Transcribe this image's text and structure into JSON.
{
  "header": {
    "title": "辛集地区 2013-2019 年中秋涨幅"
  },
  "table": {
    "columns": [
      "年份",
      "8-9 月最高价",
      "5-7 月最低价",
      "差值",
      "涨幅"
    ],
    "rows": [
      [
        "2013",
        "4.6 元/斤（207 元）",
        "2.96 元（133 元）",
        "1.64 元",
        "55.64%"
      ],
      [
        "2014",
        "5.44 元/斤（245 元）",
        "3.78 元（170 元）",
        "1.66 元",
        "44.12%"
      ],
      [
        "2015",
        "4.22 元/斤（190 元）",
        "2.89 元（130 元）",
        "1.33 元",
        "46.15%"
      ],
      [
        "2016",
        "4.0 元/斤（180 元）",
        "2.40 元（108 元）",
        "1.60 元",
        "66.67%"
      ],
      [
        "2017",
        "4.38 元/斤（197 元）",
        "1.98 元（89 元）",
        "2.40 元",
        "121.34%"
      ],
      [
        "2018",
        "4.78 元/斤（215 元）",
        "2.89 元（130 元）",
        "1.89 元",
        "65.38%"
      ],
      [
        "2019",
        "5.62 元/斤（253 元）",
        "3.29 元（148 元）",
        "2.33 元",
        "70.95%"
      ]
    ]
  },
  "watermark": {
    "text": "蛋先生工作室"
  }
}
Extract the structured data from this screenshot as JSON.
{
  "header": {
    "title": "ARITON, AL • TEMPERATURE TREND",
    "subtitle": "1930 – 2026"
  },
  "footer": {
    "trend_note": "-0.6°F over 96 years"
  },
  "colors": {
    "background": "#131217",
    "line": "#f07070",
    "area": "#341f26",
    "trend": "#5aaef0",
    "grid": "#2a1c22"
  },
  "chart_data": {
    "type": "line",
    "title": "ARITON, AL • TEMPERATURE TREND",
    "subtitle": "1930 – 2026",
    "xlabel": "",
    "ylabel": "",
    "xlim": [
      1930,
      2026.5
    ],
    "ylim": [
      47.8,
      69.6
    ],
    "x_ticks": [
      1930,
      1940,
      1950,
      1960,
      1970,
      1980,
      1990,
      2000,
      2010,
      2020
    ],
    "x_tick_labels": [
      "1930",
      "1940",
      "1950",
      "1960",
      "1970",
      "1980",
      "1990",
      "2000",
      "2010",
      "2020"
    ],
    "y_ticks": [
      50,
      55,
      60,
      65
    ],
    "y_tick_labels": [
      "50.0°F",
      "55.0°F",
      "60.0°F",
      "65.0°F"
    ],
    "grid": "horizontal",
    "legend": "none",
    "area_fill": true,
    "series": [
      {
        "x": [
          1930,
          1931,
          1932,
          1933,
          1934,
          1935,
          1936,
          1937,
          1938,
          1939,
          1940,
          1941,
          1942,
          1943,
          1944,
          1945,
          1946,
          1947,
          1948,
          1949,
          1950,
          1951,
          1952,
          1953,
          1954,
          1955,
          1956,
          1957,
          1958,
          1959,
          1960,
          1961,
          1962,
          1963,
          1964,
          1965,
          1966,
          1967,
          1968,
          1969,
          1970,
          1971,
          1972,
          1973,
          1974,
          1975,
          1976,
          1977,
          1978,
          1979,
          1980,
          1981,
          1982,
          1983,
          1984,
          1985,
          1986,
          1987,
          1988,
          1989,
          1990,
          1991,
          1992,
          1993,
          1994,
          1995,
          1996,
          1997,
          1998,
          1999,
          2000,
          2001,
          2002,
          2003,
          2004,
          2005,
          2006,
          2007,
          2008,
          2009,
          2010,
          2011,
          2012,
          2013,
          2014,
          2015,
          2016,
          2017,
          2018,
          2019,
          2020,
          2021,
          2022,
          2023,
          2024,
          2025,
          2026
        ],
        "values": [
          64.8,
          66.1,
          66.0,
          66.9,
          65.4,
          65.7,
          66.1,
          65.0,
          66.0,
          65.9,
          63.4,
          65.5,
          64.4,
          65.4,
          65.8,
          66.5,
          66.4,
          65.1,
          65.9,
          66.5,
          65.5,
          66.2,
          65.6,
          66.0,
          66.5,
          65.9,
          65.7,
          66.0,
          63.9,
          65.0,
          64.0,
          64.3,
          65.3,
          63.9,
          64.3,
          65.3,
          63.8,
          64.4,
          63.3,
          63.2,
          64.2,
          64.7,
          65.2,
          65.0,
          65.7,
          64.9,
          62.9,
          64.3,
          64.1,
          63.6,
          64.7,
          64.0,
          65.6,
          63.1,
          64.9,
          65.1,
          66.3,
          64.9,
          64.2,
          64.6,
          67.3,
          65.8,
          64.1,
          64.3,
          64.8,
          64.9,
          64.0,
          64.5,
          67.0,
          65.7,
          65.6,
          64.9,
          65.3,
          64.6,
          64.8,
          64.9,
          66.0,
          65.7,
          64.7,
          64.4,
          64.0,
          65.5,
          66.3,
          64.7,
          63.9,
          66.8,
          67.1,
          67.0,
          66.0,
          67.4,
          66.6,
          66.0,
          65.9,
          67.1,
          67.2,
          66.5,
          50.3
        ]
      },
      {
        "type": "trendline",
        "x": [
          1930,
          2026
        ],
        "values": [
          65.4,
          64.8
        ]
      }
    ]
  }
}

===============

Directive:
Transcribe the entire listing above precisely.

Completed exercise:
Transcribe this image's text and structure into JSON.
{
  "header": {
    "title": "辛集地区 2013-2019 年中秋涨幅"
  },
  "table": {
    "columns": [
      "年份",
      "8-9 月最高价",
      "5-7 月最低价",
      "差值",
      "涨幅"
    ],
    "rows": [
      [
        "2013",
        "4.6 元/斤（207 元）",
        "2.96 元（133 元）",
        "1.64 元",
        "55.64%"
      ],
      [
        "2014",
        "5.44 元/斤（245 元）",
        "3.78 元（170 元）",
        "1.66 元",
        "44.12%"
      ],
      [
        "2015",
        "4.22 元/斤（190 元）",
        "2.89 元（130 元）",
        "1.33 元",
        "46.15%"
      ],
      [
        "2016",
        "4.0 元/斤（180 元）",
        "2.40 元（108 元）",
        "1.60 元",
        "66.67%"
      ],
      [
        "2017",
        "4.38 元/斤（197 元）",
        "1.98 元（89 元）",
        "2.40 元",
        "121.34%"
      ],
      [
        "2018",
        "4.78 元/斤（215 元）",
        "2.89 元（130 元）",
        "1.89 元",
        "65.38%"
      ],
      [
        "2019",
        "5.62 元/斤（253 元）",
        "3.29 元（148 元）",
        "2.33 元",
        "70.95%"
      ]
    ]
  },
  "watermark": {
    "text": "蛋先生工作室"
  }
}
Extract the structured data from this screenshot as JSON.
{
  "header": {
    "title": "ARITON, AL • TEMPERATURE TREND",
    "subtitle": "1930 – 2026"
  },
  "footer": {
    "trend_note": "-0.6°F over 96 years"
  },
  "colors": {
    "background": "#131217",
    "line": "#f07070",
    "area": "#341f26",
    "trend": "#5aaef0",
    "grid": "#2a1c22"
  },
  "chart_data": {
    "type": "line",
    "title": "ARITON, AL • TEMPERATURE TREND",
    "subtitle": "1930 – 2026",
    "xlabel": "",
    "ylabel": "",
    "xlim": [
      1930,
      2026.5
    ],
    "ylim": [
      47.8,
      69.6
    ],
    "x_ticks": [
      1930,
      1940,
      1950,
      1960,
      1970,
      1980,
      1990,
      2000,
      2010,
      2020
    ],
    "x_tick_labels": [
      "1930",
      "1940",
      "1950",
      "1960",
      "1970",
      "1980",
      "1990",
      "2000",
      "2010",
      "2020"
    ],
    "y_ticks": [
      50,
      55,
      60,
      65
    ],
    "y_tick_labels": [
      "50.0°F",
      "55.0°F",
      "60.0°F",
      "65.0°F"
    ],
    "grid": "horizontal",
    "legend": "none",
    "area_fill": true,
    "series": [
      {
        "x": [
          1930,
          1931,
          1932,
          1933,
          1934,
          1935,
          1936,
          1937,
          1938,
          1939,
          1940,
          1941,
          1942,
          1943,
          1944,
          1945,
          1946,
          1947,
          1948,
          1949,
          1950,
          1951,
          1952,
          1953,
          1954,
          1955,
          1956,
          1957,
          1958,
          1959,
          1960,
          1961,
          1962,
          1963,
          1964,
          1965,
          1966,
          1967,
          1968,
          1969,
          1970,
          1971,
          1972,
          1973,
          1974,
          1975,
          1976,
          1977,
          1978,
          1979,
          1980,
          1981,
          1982,
          1983,
          1984,
          1985,
          1986,
          1987,
          1988,
          1989,
          1990,
          1991,
          1992,
          1993,
          1994,
          1995,
          1996,
          1997,
          1998,
          1999,
          2000,
          2001,
          2002,
          2003,
          2004,
          2005,
          2006,
          2007,
          2008,
          2009,
          2010,
          2011,
          2012,
          2013,
          2014,
          2015,
          2016,
          2017,
          2018,
          2019,
          2020,
          2021,
          2022,
          2023,
          2024,
          2025,
          2026
        ],
        "values": [
          64.8,
          66.1,
          66.0,
          66.9,
          65.4,
          65.7,
          66.1,
          65.0,
          66.0,
          65.9,
          63.4,
          65.5,
          64.4,
          65.4,
          65.8,
          66.5,
          66.4,
          65.1,
          65.9,
          66.5,
          65.5,
          66.2,
          65.6,
          66.0,
          66.5,
          65.9,
          65.7,
          66.0,
          63.9,
          65.0,
          64.0,
          64.3,
          65.3,
          63.9,
          64.3,
          65.3,
          63.8,
          64.4,
          63.3,
          63.2,
          64.2,
          64.7,
          65.2,
          65.0,
          65.7,
          64.9,
          62.9,
          64.3,
          64.1,
          63.6,
          64.7,
          64.0,
          65.6,
          63.1,
          64.9,
          65.1,
          66.3,
          64.9,
          64.2,
          64.6,
          67.3,
          65.8,
          64.1,
          64.3,
          64.8,
          64.9,
          64.0,
          64.5,
          67.0,
          65.7,
          65.6,
          64.9,
          65.3,
          64.6,
          64.8,
          64.9,
          66.0,
          65.7,
          64.7,
          64.4,
          64.0,
          65.5,
          66.3,
          64.7,
          63.9,
          66.8,
          67.1,
          67.0,
          66.0,
          67.4,
          66.6,
          66.0,
          65.9,
          67.1,
          67.2,
          66.5,
          50.3
        ]
      },
      {
        "type": "trendline",
        "x": [
          1930,
          2026
        ],
        "values": [
          65.4,
          64.8
        ]
      }
    ]
  }
}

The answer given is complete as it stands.